(DATASET CONTENT)
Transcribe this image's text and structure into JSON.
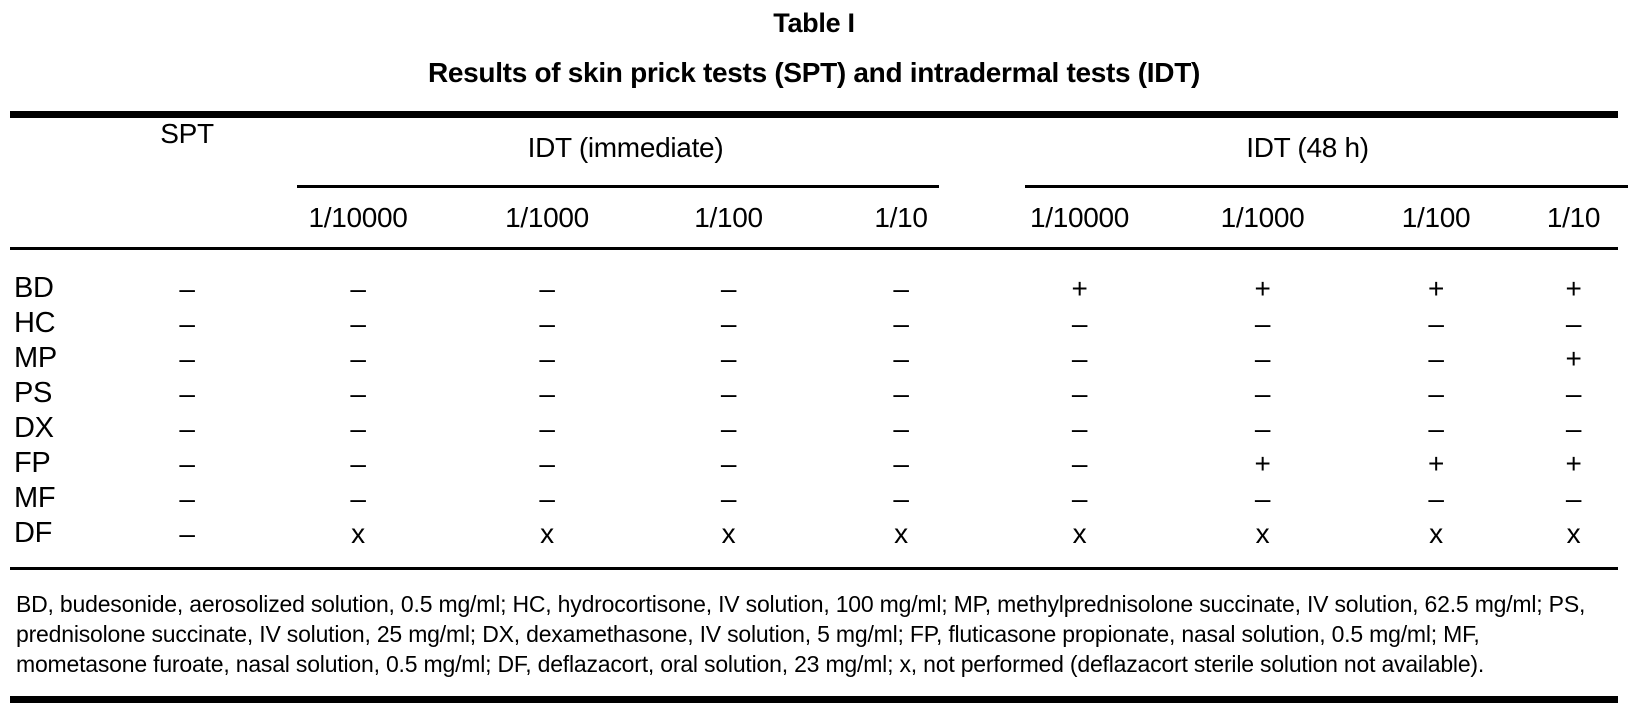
{
  "page": {
    "title": "Table I",
    "subtitle": "Results of skin prick tests (SPT) and intradermal tests (IDT)"
  },
  "table": {
    "spt_header": "SPT",
    "groups": [
      {
        "label": "IDT (immediate)"
      },
      {
        "label": "IDT (48 h)"
      }
    ],
    "dilutions": [
      "1/10000",
      "1/1000",
      "1/100",
      "1/10"
    ],
    "symbols": {
      "negative": "–",
      "positive": "+",
      "not_performed": "x"
    },
    "rows": [
      {
        "label": "BD",
        "spt": "–",
        "idt_immediate": [
          "–",
          "–",
          "–",
          "–"
        ],
        "idt_48h": [
          "+",
          "+",
          "+",
          "+"
        ]
      },
      {
        "label": "HC",
        "spt": "–",
        "idt_immediate": [
          "–",
          "–",
          "–",
          "–"
        ],
        "idt_48h": [
          "–",
          "–",
          "–",
          "–"
        ]
      },
      {
        "label": "MP",
        "spt": "–",
        "idt_immediate": [
          "–",
          "–",
          "–",
          "–"
        ],
        "idt_48h": [
          "–",
          "–",
          "–",
          "+"
        ]
      },
      {
        "label": "PS",
        "spt": "–",
        "idt_immediate": [
          "–",
          "–",
          "–",
          "–"
        ],
        "idt_48h": [
          "–",
          "–",
          "–",
          "–"
        ]
      },
      {
        "label": "DX",
        "spt": "–",
        "idt_immediate": [
          "–",
          "–",
          "–",
          "–"
        ],
        "idt_48h": [
          "–",
          "–",
          "–",
          "–"
        ]
      },
      {
        "label": "FP",
        "spt": "–",
        "idt_immediate": [
          "–",
          "–",
          "–",
          "–"
        ],
        "idt_48h": [
          "–",
          "+",
          "+",
          "+"
        ]
      },
      {
        "label": "MF",
        "spt": "–",
        "idt_immediate": [
          "–",
          "–",
          "–",
          "–"
        ],
        "idt_48h": [
          "–",
          "–",
          "–",
          "–"
        ]
      },
      {
        "label": "DF",
        "spt": "–",
        "idt_immediate": [
          "x",
          "x",
          "x",
          "x"
        ],
        "idt_48h": [
          "x",
          "x",
          "x",
          "x"
        ]
      }
    ]
  },
  "footnote": "BD, budesonide, aerosolized solution, 0.5 mg/ml; HC, hydrocortisone, IV solution, 100 mg/ml; MP, methylprednisolone succinate, IV solution, 62.5 mg/ml; PS, prednisolone succinate, IV solution, 25 mg/ml; DX, dexamethasone, IV solution, 5 mg/ml; FP, fluticasone propionate, nasal solution, 0.5 mg/ml; MF, mometasone furoate, nasal solution, 0.5 mg/ml; DF, deflazacort, oral solution, 23 mg/ml; x, not performed (deflazacort sterile solution not available).",
  "colors": {
    "text": "#000000",
    "background": "#ffffff",
    "rule": "#000000"
  }
}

(WHAT TO WORK ON) Give the number of lines in the data that contain "label", with no other words.

(EXERCISE RESPONSE) 10